> [Exercise brief] Within the records below, find each line that holds the string "含锌废物", then copy it.

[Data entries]

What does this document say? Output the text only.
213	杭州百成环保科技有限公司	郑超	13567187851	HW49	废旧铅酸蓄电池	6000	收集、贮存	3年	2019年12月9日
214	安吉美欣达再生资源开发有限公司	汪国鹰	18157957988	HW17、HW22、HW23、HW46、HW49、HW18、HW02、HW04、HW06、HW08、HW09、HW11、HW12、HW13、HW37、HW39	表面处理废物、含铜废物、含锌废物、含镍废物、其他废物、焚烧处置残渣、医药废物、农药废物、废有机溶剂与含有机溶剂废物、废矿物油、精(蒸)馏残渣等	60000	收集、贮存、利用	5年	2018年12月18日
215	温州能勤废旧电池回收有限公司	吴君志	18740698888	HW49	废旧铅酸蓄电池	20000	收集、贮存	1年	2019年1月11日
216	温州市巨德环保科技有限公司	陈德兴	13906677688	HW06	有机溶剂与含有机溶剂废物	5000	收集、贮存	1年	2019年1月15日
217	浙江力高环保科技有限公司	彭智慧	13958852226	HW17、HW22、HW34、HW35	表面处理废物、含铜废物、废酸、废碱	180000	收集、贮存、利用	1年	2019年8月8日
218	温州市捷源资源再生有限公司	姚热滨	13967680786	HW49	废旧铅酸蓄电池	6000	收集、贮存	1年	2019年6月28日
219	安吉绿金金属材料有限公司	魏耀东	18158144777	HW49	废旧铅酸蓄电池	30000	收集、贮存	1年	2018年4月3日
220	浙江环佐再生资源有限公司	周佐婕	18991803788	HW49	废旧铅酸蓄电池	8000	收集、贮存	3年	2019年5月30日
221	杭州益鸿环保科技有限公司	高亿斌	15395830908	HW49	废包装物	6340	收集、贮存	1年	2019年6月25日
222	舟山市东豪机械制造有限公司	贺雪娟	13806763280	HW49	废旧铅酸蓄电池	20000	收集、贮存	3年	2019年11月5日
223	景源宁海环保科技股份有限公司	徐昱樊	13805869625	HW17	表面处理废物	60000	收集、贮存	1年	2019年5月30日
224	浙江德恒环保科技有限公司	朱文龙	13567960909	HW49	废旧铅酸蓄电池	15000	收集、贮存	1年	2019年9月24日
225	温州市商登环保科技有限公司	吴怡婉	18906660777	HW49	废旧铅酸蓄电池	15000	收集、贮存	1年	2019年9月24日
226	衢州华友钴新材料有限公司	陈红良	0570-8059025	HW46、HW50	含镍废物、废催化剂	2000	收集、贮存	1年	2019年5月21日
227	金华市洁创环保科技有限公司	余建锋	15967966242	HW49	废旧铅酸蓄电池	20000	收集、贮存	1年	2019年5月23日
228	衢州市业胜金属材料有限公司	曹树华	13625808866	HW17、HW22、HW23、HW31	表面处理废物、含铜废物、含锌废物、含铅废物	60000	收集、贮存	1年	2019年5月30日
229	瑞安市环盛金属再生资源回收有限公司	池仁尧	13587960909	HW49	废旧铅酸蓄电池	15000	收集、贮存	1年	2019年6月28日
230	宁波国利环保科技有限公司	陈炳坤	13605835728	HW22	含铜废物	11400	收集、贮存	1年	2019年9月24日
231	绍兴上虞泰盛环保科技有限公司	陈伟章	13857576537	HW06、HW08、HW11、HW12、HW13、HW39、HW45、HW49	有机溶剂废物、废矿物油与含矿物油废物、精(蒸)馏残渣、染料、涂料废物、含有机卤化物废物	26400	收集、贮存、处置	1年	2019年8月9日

> [Exercise response]
214	安吉美欣达再生资源开发有限公司	汪国鹰	18157957988	HW17、HW22、HW23、HW46、HW49、HW18、HW02、HW04、HW06、HW08、HW09、HW11、HW12、HW13、HW37、HW39	表面处理废物、含铜废物、含锌废物、含镍废物、其他废物、焚烧处置残渣、医药废物、农药废物、废有机溶剂与含有机溶剂废物、废矿物油、精(蒸)馏残渣等	60000	收集、贮存、利用	5年	2018年12月18日
228	衢州市业胜金属材料有限公司	曹树华	13625808866	HW17、HW22、HW23、HW31	表面处理废物、含铜废物、含锌废物、含铅废物	60000	收集、贮存	1年	2019年5月30日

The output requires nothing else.